## [GOAL]
Find every line in the records below that contains the word "data", and copy each such line.

## [EXTRACTED RECORDS]
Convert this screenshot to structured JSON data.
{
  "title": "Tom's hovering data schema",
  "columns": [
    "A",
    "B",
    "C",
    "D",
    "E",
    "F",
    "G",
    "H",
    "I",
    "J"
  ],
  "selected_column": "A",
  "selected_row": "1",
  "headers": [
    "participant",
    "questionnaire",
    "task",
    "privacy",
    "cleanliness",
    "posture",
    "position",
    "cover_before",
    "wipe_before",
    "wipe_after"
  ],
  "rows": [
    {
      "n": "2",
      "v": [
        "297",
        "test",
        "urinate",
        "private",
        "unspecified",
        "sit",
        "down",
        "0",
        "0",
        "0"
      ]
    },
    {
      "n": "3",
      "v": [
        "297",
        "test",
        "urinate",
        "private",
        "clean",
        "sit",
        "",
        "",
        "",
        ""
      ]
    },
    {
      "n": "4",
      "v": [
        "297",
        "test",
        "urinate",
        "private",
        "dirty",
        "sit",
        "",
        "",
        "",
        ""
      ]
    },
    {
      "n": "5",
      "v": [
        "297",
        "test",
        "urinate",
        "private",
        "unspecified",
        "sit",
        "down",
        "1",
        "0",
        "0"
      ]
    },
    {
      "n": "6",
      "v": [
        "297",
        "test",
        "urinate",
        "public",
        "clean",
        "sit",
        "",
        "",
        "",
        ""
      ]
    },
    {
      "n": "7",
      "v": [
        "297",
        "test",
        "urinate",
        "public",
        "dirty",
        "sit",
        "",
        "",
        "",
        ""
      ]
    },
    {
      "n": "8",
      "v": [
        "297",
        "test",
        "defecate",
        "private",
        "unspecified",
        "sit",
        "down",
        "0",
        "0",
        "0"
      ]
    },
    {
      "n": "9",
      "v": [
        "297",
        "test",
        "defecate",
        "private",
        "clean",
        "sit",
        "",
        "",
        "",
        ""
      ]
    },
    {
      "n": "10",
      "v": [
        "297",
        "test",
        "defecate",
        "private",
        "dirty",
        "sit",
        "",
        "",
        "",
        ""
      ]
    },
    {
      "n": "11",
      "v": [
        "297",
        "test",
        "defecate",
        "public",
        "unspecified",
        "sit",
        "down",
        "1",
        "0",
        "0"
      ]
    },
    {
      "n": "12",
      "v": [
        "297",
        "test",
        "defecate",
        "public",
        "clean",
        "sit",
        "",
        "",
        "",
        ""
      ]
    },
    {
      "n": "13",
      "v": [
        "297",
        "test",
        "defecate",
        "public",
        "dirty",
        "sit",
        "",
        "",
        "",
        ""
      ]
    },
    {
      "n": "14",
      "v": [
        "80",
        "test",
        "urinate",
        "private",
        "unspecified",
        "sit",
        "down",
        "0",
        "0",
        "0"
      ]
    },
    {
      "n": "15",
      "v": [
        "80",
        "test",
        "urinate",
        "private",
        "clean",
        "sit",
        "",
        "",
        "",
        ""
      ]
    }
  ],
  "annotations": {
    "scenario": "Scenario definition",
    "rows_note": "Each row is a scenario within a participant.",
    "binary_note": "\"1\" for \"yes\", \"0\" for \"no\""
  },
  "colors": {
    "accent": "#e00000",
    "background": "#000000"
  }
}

## [ANSWER FOR THE TASK]
Convert this screenshot to structured JSON data.
  "title": "Tom's hovering data schema",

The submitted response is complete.